* **What is being asked**
Only lines with the word "Grade" are needed; collect each of them from the listing below.

* **Records supplied**
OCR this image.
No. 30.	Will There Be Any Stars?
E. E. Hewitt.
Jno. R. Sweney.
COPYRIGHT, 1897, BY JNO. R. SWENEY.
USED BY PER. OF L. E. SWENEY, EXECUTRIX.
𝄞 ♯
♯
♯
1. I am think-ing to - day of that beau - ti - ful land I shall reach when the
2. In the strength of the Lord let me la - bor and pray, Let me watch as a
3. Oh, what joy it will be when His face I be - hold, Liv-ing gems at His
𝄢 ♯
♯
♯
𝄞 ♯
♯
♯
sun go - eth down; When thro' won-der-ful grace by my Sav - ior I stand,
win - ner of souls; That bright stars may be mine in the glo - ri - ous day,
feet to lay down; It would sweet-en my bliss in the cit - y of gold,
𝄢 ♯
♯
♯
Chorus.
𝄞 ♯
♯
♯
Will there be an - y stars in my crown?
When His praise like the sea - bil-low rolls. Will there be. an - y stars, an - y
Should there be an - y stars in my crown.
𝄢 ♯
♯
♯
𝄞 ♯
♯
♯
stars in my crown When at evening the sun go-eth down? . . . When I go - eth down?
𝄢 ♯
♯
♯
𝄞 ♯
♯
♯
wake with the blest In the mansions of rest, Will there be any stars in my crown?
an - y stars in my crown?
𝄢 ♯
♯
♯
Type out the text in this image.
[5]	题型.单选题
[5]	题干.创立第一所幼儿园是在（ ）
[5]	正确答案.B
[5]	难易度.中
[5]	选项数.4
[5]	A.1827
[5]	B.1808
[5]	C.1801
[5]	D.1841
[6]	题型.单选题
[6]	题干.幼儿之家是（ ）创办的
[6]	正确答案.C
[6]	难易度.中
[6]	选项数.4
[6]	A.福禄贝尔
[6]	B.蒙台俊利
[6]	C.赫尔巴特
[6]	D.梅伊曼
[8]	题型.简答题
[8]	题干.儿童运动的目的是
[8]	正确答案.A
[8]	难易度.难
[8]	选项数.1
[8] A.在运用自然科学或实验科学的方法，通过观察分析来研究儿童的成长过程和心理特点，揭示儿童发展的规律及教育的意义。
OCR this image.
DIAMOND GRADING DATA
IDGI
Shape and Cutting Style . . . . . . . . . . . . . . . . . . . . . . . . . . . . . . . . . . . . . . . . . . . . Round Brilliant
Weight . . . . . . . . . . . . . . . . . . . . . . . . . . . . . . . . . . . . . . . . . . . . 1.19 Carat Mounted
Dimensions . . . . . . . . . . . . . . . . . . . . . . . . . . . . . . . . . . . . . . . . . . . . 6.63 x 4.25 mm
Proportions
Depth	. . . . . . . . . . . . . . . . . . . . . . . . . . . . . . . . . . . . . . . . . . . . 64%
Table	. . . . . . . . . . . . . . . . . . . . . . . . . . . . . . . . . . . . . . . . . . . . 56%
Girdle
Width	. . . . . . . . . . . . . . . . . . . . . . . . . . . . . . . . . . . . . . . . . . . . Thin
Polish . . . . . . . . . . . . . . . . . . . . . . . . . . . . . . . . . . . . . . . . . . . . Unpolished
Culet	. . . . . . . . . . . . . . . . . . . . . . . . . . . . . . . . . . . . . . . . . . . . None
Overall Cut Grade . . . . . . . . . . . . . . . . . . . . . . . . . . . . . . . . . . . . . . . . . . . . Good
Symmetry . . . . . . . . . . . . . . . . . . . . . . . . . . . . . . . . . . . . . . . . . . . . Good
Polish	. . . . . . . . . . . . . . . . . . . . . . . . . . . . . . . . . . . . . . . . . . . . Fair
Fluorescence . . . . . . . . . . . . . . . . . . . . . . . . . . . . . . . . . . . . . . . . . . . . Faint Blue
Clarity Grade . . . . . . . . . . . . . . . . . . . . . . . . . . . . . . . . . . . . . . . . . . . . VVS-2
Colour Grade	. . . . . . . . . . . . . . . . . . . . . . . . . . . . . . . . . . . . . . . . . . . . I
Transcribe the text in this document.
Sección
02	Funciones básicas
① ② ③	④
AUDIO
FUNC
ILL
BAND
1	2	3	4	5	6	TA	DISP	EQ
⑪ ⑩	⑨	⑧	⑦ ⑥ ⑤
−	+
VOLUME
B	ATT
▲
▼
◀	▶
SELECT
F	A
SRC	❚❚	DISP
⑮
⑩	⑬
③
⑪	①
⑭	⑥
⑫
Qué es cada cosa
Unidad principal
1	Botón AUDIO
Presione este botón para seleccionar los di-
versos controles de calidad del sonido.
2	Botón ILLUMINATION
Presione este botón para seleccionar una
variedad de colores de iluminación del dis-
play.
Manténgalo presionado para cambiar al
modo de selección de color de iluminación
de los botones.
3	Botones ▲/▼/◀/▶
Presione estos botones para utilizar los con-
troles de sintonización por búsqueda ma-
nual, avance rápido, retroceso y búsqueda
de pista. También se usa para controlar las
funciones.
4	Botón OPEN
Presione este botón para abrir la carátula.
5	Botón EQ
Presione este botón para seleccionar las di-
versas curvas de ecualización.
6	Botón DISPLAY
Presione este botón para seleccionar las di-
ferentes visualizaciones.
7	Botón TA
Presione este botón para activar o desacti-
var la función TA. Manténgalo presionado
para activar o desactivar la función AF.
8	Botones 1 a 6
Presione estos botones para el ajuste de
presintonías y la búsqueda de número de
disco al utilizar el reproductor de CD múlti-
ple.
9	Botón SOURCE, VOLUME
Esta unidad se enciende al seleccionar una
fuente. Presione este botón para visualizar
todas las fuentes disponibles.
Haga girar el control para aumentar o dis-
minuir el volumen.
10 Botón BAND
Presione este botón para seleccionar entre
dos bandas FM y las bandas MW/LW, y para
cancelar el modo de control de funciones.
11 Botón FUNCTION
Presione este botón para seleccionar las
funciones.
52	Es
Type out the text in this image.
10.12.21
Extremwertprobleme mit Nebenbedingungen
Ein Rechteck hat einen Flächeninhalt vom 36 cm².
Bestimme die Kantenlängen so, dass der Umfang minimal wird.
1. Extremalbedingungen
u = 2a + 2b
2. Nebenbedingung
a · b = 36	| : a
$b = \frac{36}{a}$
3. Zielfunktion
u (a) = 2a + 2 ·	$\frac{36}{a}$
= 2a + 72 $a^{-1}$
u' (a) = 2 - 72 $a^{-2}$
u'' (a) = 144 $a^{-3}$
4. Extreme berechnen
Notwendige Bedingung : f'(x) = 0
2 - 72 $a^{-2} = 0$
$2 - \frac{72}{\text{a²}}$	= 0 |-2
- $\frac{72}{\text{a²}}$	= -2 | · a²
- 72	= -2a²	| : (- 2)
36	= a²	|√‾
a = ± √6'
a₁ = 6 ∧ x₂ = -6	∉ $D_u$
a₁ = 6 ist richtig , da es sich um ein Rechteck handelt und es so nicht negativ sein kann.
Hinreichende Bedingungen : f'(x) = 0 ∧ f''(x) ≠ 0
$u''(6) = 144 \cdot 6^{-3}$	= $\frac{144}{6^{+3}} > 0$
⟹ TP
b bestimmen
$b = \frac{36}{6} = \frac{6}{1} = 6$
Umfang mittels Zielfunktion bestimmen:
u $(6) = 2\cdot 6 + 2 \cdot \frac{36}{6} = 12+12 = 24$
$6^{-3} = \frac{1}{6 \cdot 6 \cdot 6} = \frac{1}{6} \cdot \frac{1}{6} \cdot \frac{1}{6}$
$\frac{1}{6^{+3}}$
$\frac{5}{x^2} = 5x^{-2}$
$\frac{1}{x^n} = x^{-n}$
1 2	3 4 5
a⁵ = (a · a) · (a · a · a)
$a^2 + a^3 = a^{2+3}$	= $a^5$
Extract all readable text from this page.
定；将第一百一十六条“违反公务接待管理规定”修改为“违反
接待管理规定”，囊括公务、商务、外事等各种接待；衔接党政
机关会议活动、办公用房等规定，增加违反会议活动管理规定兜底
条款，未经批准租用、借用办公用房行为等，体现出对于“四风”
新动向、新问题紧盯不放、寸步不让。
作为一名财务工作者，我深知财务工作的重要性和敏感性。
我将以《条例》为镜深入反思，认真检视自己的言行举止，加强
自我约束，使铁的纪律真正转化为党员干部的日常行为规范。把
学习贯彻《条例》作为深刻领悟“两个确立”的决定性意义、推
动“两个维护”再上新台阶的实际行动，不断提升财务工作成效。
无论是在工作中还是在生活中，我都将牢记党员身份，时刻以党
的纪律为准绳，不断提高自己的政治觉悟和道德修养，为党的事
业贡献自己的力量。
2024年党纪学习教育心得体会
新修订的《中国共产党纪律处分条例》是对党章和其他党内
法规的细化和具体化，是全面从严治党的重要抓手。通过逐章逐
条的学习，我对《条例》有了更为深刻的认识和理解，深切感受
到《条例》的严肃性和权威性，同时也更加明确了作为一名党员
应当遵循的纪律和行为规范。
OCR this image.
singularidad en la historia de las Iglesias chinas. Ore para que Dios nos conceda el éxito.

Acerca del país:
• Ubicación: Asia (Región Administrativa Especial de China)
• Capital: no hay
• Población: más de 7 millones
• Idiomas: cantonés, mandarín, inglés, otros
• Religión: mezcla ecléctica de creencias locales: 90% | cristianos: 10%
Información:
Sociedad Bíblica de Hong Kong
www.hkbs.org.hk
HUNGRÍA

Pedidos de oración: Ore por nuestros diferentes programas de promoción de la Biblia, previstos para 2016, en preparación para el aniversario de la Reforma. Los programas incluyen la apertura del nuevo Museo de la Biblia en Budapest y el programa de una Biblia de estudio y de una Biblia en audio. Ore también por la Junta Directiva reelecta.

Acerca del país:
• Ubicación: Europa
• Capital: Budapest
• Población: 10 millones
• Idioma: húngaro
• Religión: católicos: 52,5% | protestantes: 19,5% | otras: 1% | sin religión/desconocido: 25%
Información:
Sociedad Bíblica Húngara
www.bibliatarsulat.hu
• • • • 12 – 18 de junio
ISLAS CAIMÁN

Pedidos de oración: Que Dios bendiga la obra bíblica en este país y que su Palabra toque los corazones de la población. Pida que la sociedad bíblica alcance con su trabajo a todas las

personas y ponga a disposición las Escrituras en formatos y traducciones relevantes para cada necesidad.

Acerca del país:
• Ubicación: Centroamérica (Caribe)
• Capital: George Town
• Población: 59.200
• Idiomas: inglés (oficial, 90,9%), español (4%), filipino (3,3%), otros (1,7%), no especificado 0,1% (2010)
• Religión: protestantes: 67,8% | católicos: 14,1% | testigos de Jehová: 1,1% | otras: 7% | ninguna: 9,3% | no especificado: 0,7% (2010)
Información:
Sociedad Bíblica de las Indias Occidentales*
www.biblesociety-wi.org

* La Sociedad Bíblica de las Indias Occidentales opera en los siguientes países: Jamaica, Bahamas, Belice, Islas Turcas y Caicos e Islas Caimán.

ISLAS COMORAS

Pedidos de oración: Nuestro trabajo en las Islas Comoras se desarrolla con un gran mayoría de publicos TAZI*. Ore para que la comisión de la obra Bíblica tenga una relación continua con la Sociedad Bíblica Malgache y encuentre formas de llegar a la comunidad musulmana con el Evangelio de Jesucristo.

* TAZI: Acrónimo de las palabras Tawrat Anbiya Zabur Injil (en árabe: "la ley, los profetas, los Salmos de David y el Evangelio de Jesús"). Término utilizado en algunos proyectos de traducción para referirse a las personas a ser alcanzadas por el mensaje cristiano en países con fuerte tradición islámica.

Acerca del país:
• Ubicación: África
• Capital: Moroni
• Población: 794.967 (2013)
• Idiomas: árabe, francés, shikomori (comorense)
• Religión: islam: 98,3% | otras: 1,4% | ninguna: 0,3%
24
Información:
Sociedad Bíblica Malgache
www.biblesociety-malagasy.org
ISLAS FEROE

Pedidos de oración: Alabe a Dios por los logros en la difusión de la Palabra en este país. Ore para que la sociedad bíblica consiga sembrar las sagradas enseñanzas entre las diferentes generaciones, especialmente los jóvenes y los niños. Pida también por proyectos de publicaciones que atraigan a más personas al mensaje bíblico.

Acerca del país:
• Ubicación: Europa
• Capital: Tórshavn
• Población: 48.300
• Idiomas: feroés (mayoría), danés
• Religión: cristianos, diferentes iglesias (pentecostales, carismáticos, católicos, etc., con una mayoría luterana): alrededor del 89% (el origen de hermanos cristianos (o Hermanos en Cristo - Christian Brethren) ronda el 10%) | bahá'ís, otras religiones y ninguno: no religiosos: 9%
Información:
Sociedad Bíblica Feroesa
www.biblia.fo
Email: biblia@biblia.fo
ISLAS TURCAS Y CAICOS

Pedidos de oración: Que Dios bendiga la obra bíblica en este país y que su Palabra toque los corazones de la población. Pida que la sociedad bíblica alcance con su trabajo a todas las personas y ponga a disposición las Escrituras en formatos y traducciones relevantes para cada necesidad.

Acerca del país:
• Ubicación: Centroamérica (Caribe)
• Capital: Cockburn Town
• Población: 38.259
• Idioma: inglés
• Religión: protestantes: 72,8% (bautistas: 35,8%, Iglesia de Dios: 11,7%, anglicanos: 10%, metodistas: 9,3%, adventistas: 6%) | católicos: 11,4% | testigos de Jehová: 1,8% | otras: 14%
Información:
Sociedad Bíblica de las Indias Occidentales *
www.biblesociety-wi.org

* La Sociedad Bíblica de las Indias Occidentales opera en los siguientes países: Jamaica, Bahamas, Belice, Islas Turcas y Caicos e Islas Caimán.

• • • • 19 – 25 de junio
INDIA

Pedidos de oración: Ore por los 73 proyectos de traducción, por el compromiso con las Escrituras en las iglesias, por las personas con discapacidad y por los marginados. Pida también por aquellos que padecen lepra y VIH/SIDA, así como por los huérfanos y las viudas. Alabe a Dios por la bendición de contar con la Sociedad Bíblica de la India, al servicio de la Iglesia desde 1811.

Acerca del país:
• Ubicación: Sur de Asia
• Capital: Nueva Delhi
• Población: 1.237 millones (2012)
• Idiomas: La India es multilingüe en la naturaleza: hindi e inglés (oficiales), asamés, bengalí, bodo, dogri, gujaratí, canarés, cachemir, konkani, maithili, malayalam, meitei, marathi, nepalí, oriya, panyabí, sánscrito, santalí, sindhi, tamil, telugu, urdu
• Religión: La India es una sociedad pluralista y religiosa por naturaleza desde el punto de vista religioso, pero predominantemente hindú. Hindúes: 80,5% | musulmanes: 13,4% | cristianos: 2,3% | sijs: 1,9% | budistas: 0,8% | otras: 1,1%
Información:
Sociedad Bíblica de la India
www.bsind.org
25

* **Exercise output**
Overall Cut Grade . . . . . . . . . . . . . . . . . . . . . . . . . . . . . . . . . . . . . . . . . . . . Good
Clarity Grade . . . . . . . . . . . . . . . . . . . . . . . . . . . . . . . . . . . . . . . . . . . . VVS-2
Colour Grade	. . . . . . . . . . . . . . . . . . . . . . . . . . . . . . . . . . . . . . . . . . . . I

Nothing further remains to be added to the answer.